** BEGIN **

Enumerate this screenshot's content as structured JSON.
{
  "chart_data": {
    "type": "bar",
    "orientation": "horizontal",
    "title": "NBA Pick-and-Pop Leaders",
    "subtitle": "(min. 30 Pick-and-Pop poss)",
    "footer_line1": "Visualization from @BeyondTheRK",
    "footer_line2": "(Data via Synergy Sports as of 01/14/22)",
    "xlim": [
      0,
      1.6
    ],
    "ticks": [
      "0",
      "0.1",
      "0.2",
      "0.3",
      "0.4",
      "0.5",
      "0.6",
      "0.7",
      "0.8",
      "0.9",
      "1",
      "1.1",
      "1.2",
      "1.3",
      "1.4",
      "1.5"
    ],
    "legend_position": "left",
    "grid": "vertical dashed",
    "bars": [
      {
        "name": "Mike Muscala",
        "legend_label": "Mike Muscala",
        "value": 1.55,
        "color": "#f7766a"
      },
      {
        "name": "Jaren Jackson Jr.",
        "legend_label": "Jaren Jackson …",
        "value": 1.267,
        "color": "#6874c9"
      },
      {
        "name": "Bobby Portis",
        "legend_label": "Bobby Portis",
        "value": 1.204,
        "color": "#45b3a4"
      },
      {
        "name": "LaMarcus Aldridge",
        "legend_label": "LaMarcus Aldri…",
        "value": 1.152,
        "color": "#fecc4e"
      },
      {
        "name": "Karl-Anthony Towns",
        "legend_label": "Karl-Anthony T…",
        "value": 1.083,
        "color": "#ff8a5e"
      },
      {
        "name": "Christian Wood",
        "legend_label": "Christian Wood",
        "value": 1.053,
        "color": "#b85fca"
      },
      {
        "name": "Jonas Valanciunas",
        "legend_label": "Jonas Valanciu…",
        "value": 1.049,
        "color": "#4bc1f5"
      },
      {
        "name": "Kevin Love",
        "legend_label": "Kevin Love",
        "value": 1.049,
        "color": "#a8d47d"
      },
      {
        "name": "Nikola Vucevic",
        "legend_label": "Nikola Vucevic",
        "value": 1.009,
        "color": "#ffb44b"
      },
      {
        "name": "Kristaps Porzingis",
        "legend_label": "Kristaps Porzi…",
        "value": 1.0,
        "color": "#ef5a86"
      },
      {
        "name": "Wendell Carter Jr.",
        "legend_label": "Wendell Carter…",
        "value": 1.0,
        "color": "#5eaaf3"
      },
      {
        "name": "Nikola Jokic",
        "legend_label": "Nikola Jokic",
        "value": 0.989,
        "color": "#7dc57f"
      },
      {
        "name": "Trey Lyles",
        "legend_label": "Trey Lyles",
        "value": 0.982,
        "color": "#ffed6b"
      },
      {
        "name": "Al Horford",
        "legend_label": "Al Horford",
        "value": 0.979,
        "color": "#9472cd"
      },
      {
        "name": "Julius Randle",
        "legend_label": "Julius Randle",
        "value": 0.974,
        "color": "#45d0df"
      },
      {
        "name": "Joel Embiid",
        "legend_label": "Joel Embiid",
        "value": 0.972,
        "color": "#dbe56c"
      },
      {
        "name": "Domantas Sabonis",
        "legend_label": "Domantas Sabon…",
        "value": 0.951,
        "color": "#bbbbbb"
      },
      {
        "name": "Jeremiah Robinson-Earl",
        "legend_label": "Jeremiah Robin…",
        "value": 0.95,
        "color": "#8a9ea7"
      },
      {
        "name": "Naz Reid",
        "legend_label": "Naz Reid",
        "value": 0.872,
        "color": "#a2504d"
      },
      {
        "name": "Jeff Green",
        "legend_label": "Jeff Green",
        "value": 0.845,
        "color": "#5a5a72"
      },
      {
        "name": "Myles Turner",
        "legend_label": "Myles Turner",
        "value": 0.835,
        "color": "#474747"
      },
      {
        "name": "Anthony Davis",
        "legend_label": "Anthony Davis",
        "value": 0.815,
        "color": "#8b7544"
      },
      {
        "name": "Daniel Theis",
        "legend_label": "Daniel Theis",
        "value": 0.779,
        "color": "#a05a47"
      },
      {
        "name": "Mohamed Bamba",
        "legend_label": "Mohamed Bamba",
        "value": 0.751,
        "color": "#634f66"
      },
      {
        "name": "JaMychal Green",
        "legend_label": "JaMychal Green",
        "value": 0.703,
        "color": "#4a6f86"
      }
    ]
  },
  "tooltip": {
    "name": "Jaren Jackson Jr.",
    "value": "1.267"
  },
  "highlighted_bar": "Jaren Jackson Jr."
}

** END **

- Problem requirements
Transcribe the whole listing exactly.

- Finished answer
Enumerate this screenshot's content as structured JSON.
{
  "chart_data": {
    "type": "bar",
    "orientation": "horizontal",
    "title": "NBA Pick-and-Pop Leaders",
    "subtitle": "(min. 30 Pick-and-Pop poss)",
    "footer_line1": "Visualization from @BeyondTheRK",
    "footer_line2": "(Data via Synergy Sports as of 01/14/22)",
    "xlim": [
      0,
      1.6
    ],
    "ticks": [
      "0",
      "0.1",
      "0.2",
      "0.3",
      "0.4",
      "0.5",
      "0.6",
      "0.7",
      "0.8",
      "0.9",
      "1",
      "1.1",
      "1.2",
      "1.3",
      "1.4",
      "1.5"
    ],
    "legend_position": "left",
    "grid": "vertical dashed",
    "bars": [
      {
        "name": "Mike Muscala",
        "legend_label": "Mike Muscala",
        "value": 1.55,
        "color": "#f7766a"
      },
      {
        "name": "Jaren Jackson Jr.",
        "legend_label": "Jaren Jackson …",
        "value": 1.267,
        "color": "#6874c9"
      },
      {
        "name": "Bobby Portis",
        "legend_label": "Bobby Portis",
        "value": 1.204,
        "color": "#45b3a4"
      },
      {
        "name": "LaMarcus Aldridge",
        "legend_label": "LaMarcus Aldri…",
        "value": 1.152,
        "color": "#fecc4e"
      },
      {
        "name": "Karl-Anthony Towns",
        "legend_label": "Karl-Anthony T…",
        "value": 1.083,
        "color": "#ff8a5e"
      },
      {
        "name": "Christian Wood",
        "legend_label": "Christian Wood",
        "value": 1.053,
        "color": "#b85fca"
      },
      {
        "name": "Jonas Valanciunas",
        "legend_label": "Jonas Valanciu…",
        "value": 1.049,
        "color": "#4bc1f5"
      },
      {
        "name": "Kevin Love",
        "legend_label": "Kevin Love",
        "value": 1.049,
        "color": "#a8d47d"
      },
      {
        "name": "Nikola Vucevic",
        "legend_label": "Nikola Vucevic",
        "value": 1.009,
        "color": "#ffb44b"
      },
      {
        "name": "Kristaps Porzingis",
        "legend_label": "Kristaps Porzi…",
        "value": 1.0,
        "color": "#ef5a86"
      },
      {
        "name": "Wendell Carter Jr.",
        "legend_label": "Wendell Carter…",
        "value": 1.0,
        "color": "#5eaaf3"
      },
      {
        "name": "Nikola Jokic",
        "legend_label": "Nikola Jokic",
        "value": 0.989,
        "color": "#7dc57f"
      },
      {
        "name": "Trey Lyles",
        "legend_label": "Trey Lyles",
        "value": 0.982,
        "color": "#ffed6b"
      },
      {
        "name": "Al Horford",
        "legend_label": "Al Horford",
        "value": 0.979,
        "color": "#9472cd"
      },
      {
        "name": "Julius Randle",
        "legend_label": "Julius Randle",
        "value": 0.974,
        "color": "#45d0df"
      },
      {
        "name": "Joel Embiid",
        "legend_label": "Joel Embiid",
        "value": 0.972,
        "color": "#dbe56c"
      },
      {
        "name": "Domantas Sabonis",
        "legend_label": "Domantas Sabon…",
        "value": 0.951,
        "color": "#bbbbbb"
      },
      {
        "name": "Jeremiah Robinson-Earl",
        "legend_label": "Jeremiah Robin…",
        "value": 0.95,
        "color": "#8a9ea7"
      },
      {
        "name": "Naz Reid",
        "legend_label": "Naz Reid",
        "value": 0.872,
        "color": "#a2504d"
      },
      {
        "name": "Jeff Green",
        "legend_label": "Jeff Green",
        "value": 0.845,
        "color": "#5a5a72"
      },
      {
        "name": "Myles Turner",
        "legend_label": "Myles Turner",
        "value": 0.835,
        "color": "#474747"
      },
      {
        "name": "Anthony Davis",
        "legend_label": "Anthony Davis",
        "value": 0.815,
        "color": "#8b7544"
      },
      {
        "name": "Daniel Theis",
        "legend_label": "Daniel Theis",
        "value": 0.779,
        "color": "#a05a47"
      },
      {
        "name": "Mohamed Bamba",
        "legend_label": "Mohamed Bamba",
        "value": 0.751,
        "color": "#634f66"
      },
      {
        "name": "JaMychal Green",
        "legend_label": "JaMychal Green",
        "value": 0.703,
        "color": "#4a6f86"
      }
    ]
  },
  "tooltip": {
    "name": "Jaren Jackson Jr.",
    "value": "1.267"
  },
  "highlighted_bar": "Jaren Jackson Jr."
}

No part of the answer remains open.